* _AIM_: Go through the listing and pick out each line with the word "Egypt" in it.

[Records about charts and figures]
# # #
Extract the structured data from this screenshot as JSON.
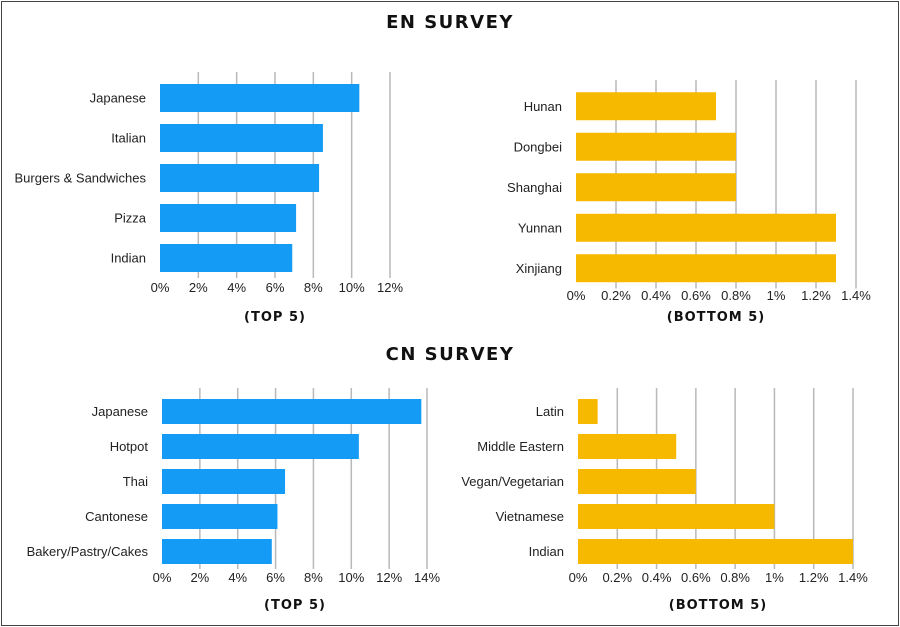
{
  "sections": {
    "en_title": "EN SURVEY",
    "cn_title": "CN SURVEY"
  },
  "colors": {
    "top": "#149BF5",
    "bottom": "#F7B900",
    "grid": "#b9b9b9"
  },
  "chart_data": [
    {
      "type": "bar",
      "orientation": "horizontal",
      "survey": "EN",
      "caption": "(TOP 5)",
      "categories": [
        "Japanese",
        "Italian",
        "Burgers & Sandwiches",
        "Pizza",
        "Indian"
      ],
      "values": [
        10.4,
        8.5,
        8.3,
        7.1,
        6.9
      ],
      "xlim": [
        0,
        12
      ],
      "ticks": [
        0,
        2,
        4,
        6,
        8,
        10,
        12
      ],
      "tick_labels": [
        "0%",
        "2%",
        "4%",
        "6%",
        "8%",
        "10%",
        "12%"
      ],
      "color": "#149BF5",
      "grid": true
    },
    {
      "type": "bar",
      "orientation": "horizontal",
      "survey": "EN",
      "caption": "(BOTTOM 5)",
      "categories": [
        "Hunan",
        "Dongbei",
        "Shanghai",
        "Yunnan",
        "Xinjiang"
      ],
      "values": [
        0.7,
        0.8,
        0.8,
        1.3,
        1.3
      ],
      "xlim": [
        0,
        1.4
      ],
      "ticks": [
        0,
        0.2,
        0.4,
        0.6,
        0.8,
        1.0,
        1.2,
        1.4
      ],
      "tick_labels": [
        "0%",
        "0.2%",
        "0.4%",
        "0.6%",
        "0.8%",
        "1%",
        "1.2%",
        "1.4%"
      ],
      "color": "#F7B900",
      "grid": true
    },
    {
      "type": "bar",
      "orientation": "horizontal",
      "survey": "CN",
      "caption": "(TOP 5)",
      "categories": [
        "Japanese",
        "Hotpot",
        "Thai",
        "Cantonese",
        "Bakery/Pastry/Cakes"
      ],
      "values": [
        13.7,
        10.4,
        6.5,
        6.1,
        5.8
      ],
      "xlim": [
        0,
        14
      ],
      "ticks": [
        0,
        2,
        4,
        6,
        8,
        10,
        12,
        14
      ],
      "tick_labels": [
        "0%",
        "2%",
        "4%",
        "6%",
        "8%",
        "10%",
        "12%",
        "14%"
      ],
      "color": "#149BF5",
      "grid": true
    },
    {
      "type": "bar",
      "orientation": "horizontal",
      "survey": "CN",
      "caption": "(BOTTOM 5)",
      "categories": [
        "Latin",
        "Middle Eastern",
        "Vegan/Vegetarian",
        "Vietnamese",
        "Indian"
      ],
      "values": [
        0.1,
        0.5,
        0.6,
        1.0,
        1.4
      ],
      "xlim": [
        0,
        1.4
      ],
      "ticks": [
        0,
        0.2,
        0.4,
        0.6,
        0.8,
        1.0,
        1.2,
        1.4
      ],
      "tick_labels": [
        "0%",
        "0.2%",
        "0.4%",
        "0.6%",
        "0.8%",
        "1%",
        "1.2%",
        "1.4%"
      ],
      "color": "#F7B900",
      "grid": true
    }
  ]
}
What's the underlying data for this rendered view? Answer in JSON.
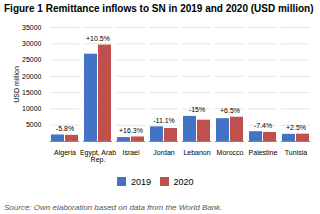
{
  "chart_data": {
    "type": "bar",
    "title": "Figure 1 Remittance inflows to SN in 2019 and 2020 (USD million)",
    "ylabel": "USD million",
    "categories": [
      "Algeria",
      "Egypt, Arab\nRep.",
      "Israel",
      "Jordan",
      "Lebanon",
      "Morocco",
      "Palestine",
      "Tunisia"
    ],
    "series": [
      {
        "name": "2019",
        "color": "#4472C4",
        "values": [
          2000,
          26800,
          1200,
          4500,
          7700,
          7000,
          3000,
          2200
        ]
      },
      {
        "name": "2020",
        "color": "#C0504D",
        "values": [
          1884,
          29600,
          1395,
          4000,
          6545,
          7455,
          2778,
          2255
        ]
      }
    ],
    "annotations": [
      {
        "category": "Algeria",
        "text": "-5.8%"
      },
      {
        "category": "Egypt, Arab\nRep.",
        "text": "+10.5%"
      },
      {
        "category": "Israel",
        "text": "+16.3%"
      },
      {
        "category": "Jordan",
        "text": "-11.1%"
      },
      {
        "category": "Lebanon",
        "text": "-15%"
      },
      {
        "category": "Morocco",
        "text": "+6.5%"
      },
      {
        "category": "Palestine",
        "text": "-7.4%"
      },
      {
        "category": "Tunisia",
        "text": "+2.5%"
      }
    ],
    "ylim": [
      0,
      35000
    ],
    "yticks": [
      5000,
      10000,
      15000,
      20000,
      25000,
      30000,
      35000
    ],
    "grid": true,
    "legend": "bottom",
    "caption": "Source: Own elaboration based on data from the World Bank."
  }
}
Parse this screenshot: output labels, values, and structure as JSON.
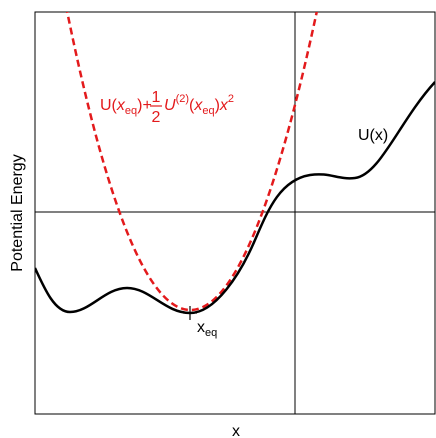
{
  "figure": {
    "xlabel": "x",
    "ylabel": "Potential Energy",
    "colors": {
      "potential": "#000000",
      "approximation": "#e31a1c",
      "frame": "#000000",
      "background": "#ffffff"
    }
  },
  "labels": {
    "potential": "U(x)",
    "xeq": {
      "base": "x",
      "sub": "eq"
    },
    "approximation": {
      "prefix": "U(",
      "arg_base": "x",
      "arg_sub": "eq",
      "close_plus": ")+",
      "half_num": "1",
      "half_den": "2",
      "U2": "U",
      "U2_sup": "(2)",
      "open2": "(",
      "arg2_base": "x",
      "arg2_sub": "eq",
      "close2": ")",
      "x": "x",
      "x_sup": "2"
    }
  },
  "markers": {
    "equilibrium": "plus-marker"
  },
  "chart_data": {
    "type": "line",
    "series": [
      {
        "name": "U(x)",
        "style": "solid",
        "color": "#000000"
      },
      {
        "name": "U(xeq)+1/2U(2)(xeq)x2",
        "style": "dashed",
        "color": "#e31a1c"
      }
    ],
    "reference_lines": [
      "vertical",
      "horizontal"
    ],
    "grid": false,
    "ticks": false
  }
}
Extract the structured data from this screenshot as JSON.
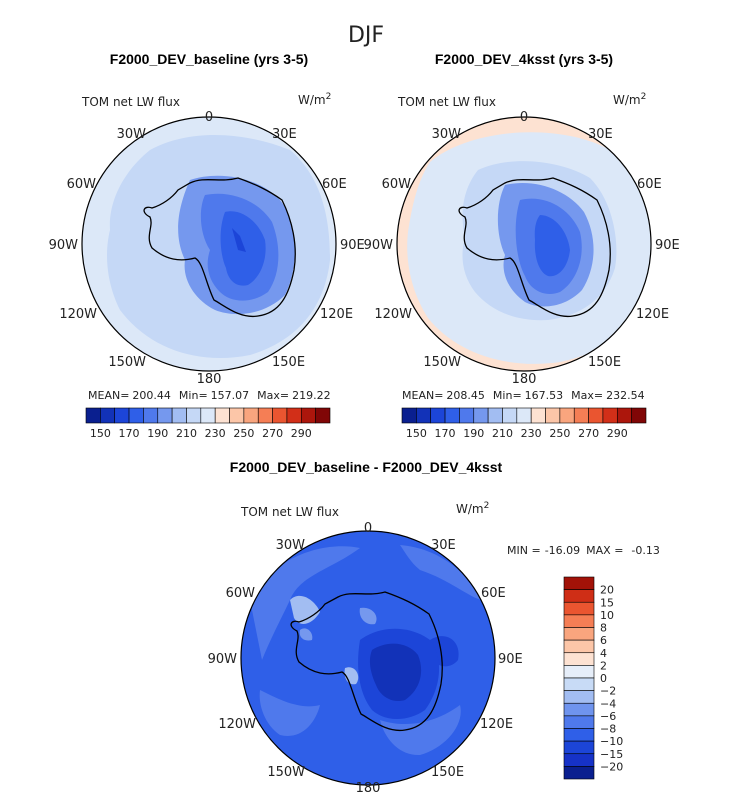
{
  "figure": {
    "season_title": "DJF"
  },
  "units_label": "W/m",
  "units_exp": "2",
  "variable_label": "TOM net LW flux",
  "longitude_labels": [
    "0",
    "30E",
    "60E",
    "90E",
    "120E",
    "150E",
    "180",
    "150W",
    "120W",
    "90W",
    "60W",
    "30W"
  ],
  "colors": {
    "abs_palette": [
      "#0a1f8f",
      "#1232b8",
      "#1c45d8",
      "#2f5fe8",
      "#4f79ec",
      "#7598ee",
      "#a2bdf2",
      "#c5d8f6",
      "#dce8f8",
      "#fde2d2",
      "#fcc6a8",
      "#f9a57e",
      "#f57e55",
      "#ea5530",
      "#d22f18",
      "#ac160c",
      "#800606"
    ],
    "diff_palette": [
      "#0a1f8f",
      "#1632c8",
      "#1c45d8",
      "#2f5fe8",
      "#4f79ec",
      "#6f94ee",
      "#a2bdf2",
      "#c8dbf6",
      "#e6eef9",
      "#fde2d2",
      "#fcc6a8",
      "#f9a57e",
      "#f57e55",
      "#ea5530",
      "#cf2e16",
      "#a21208"
    ]
  },
  "chart_data": [
    {
      "type": "heatmap",
      "projection": "south-polar-stereographic",
      "title": "F2000_DEV_baseline (yrs 3-5)",
      "variable": "TOM net LW flux",
      "units": "W/m^2",
      "stats": {
        "mean_label": "MEAN=",
        "mean": "200.44",
        "min_label": "Min=",
        "min": "157.07",
        "max_label": "Max=",
        "max": "219.22"
      },
      "colorbar_ticks": [
        "150",
        "170",
        "190",
        "210",
        "230",
        "250",
        "270",
        "290"
      ]
    },
    {
      "type": "heatmap",
      "projection": "south-polar-stereographic",
      "title": "F2000_DEV_4ksst (yrs 3-5)",
      "variable": "TOM net LW flux",
      "units": "W/m^2",
      "stats": {
        "mean_label": "MEAN=",
        "mean": "208.45",
        "min_label": "Min=",
        "min": "167.53",
        "max_label": "Max=",
        "max": "232.54"
      },
      "colorbar_ticks": [
        "150",
        "170",
        "190",
        "210",
        "230",
        "250",
        "270",
        "290"
      ]
    },
    {
      "type": "heatmap",
      "projection": "south-polar-stereographic",
      "title": "F2000_DEV_baseline - F2000_DEV_4ksst",
      "variable": "TOM net LW flux",
      "units": "W/m^2",
      "stats": {
        "min_label": "MIN =",
        "min": "-16.09",
        "max_label": "MAX =",
        "max": "-0.13"
      },
      "colorbar_ticks": [
        "20",
        "15",
        "10",
        "8",
        "6",
        "4",
        "2",
        "0",
        "−2",
        "−4",
        "−6",
        "−8",
        "−10",
        "−15",
        "−20"
      ]
    }
  ]
}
# # #
* _THE SOLUTION_:
      "Egypt, Arab\nRep.",
        "category": "Egypt, Arab\nRep.",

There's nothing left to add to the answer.